- _Records provided_
::::::::::

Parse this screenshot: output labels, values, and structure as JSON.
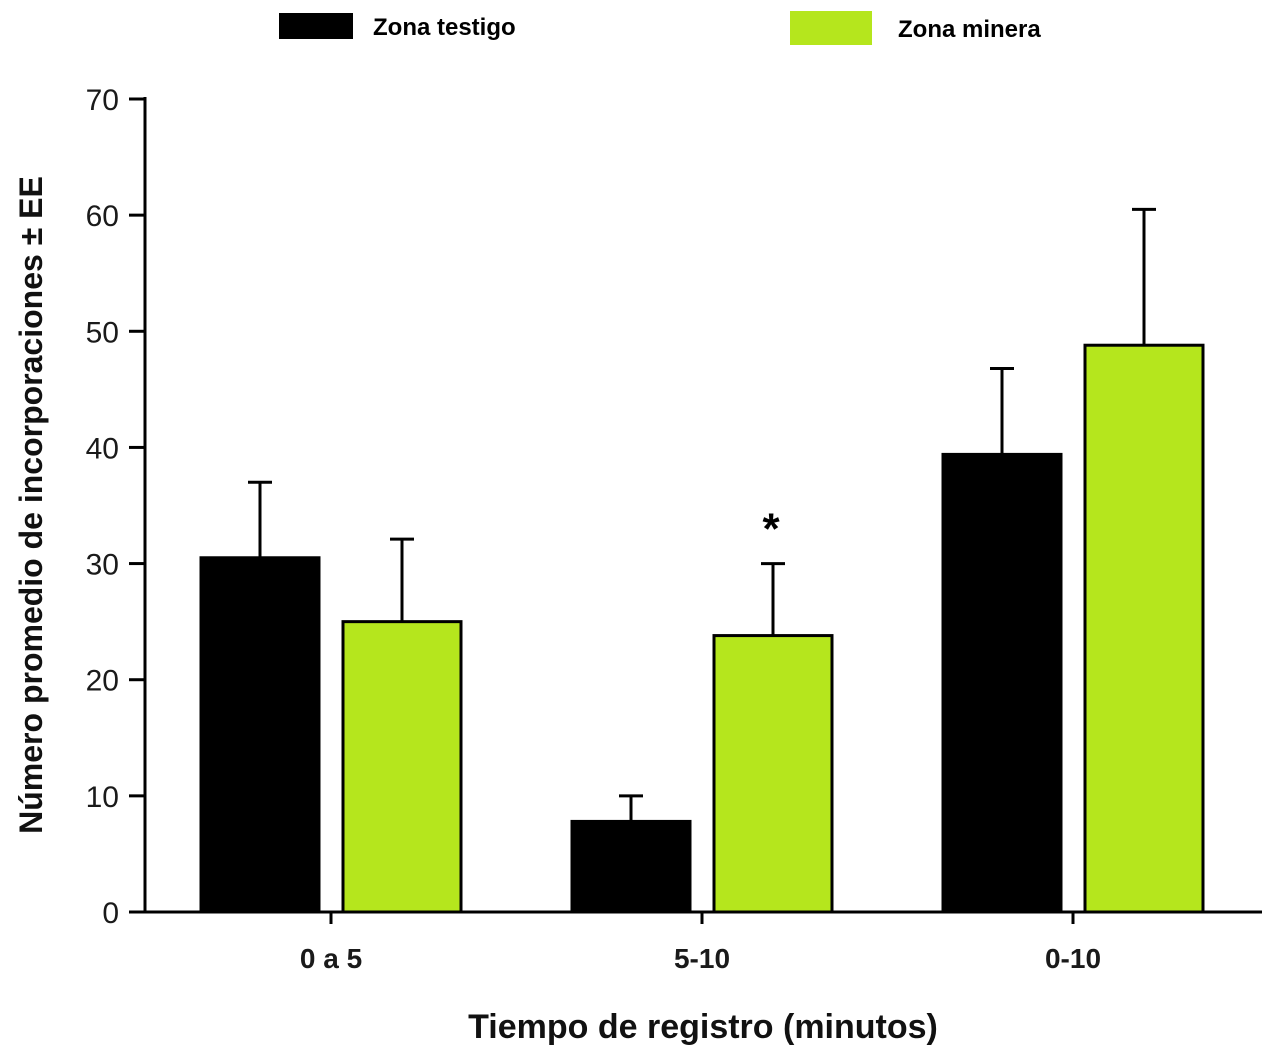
{
  "chart_data": {
    "type": "bar",
    "title": "",
    "xlabel": "Tiempo de registro (minutos)",
    "ylabel": "Número promedio de incorporaciones ± EE",
    "ylim": [
      0,
      70
    ],
    "yticks": [
      "0",
      "10",
      "20",
      "30",
      "40",
      "50",
      "60",
      "70"
    ],
    "categories": [
      "0 a 5",
      "5-10",
      "0-10"
    ],
    "series": [
      {
        "name": "Zona testigo",
        "color": "#000000",
        "values": [
          30.5,
          7.8,
          39.4
        ],
        "errors": [
          6.5,
          2.2,
          7.4
        ]
      },
      {
        "name": "Zona minera",
        "color": "#b5e61d",
        "values": [
          25.0,
          23.8,
          48.8
        ],
        "errors": [
          7.1,
          6.2,
          11.7
        ]
      }
    ],
    "annotations": [
      {
        "category": "5-10",
        "series": "Zona minera",
        "text": "*"
      }
    ],
    "legend_position": "top",
    "grid": false
  }
}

::::::::::

- _Written task_
Copy the whole of the material above exactly, but not its images.

- _The result_
Parse this screenshot: output labels, values, and structure as JSON.
{
  "chart_data": {
    "type": "bar",
    "title": "",
    "xlabel": "Tiempo de registro (minutos)",
    "ylabel": "Número promedio de incorporaciones ± EE",
    "ylim": [
      0,
      70
    ],
    "yticks": [
      "0",
      "10",
      "20",
      "30",
      "40",
      "50",
      "60",
      "70"
    ],
    "categories": [
      "0 a 5",
      "5-10",
      "0-10"
    ],
    "series": [
      {
        "name": "Zona testigo",
        "color": "#000000",
        "values": [
          30.5,
          7.8,
          39.4
        ],
        "errors": [
          6.5,
          2.2,
          7.4
        ]
      },
      {
        "name": "Zona minera",
        "color": "#b5e61d",
        "values": [
          25.0,
          23.8,
          48.8
        ],
        "errors": [
          7.1,
          6.2,
          11.7
        ]
      }
    ],
    "annotations": [
      {
        "category": "5-10",
        "series": "Zona minera",
        "text": "*"
      }
    ],
    "legend_position": "top",
    "grid": false
  }
}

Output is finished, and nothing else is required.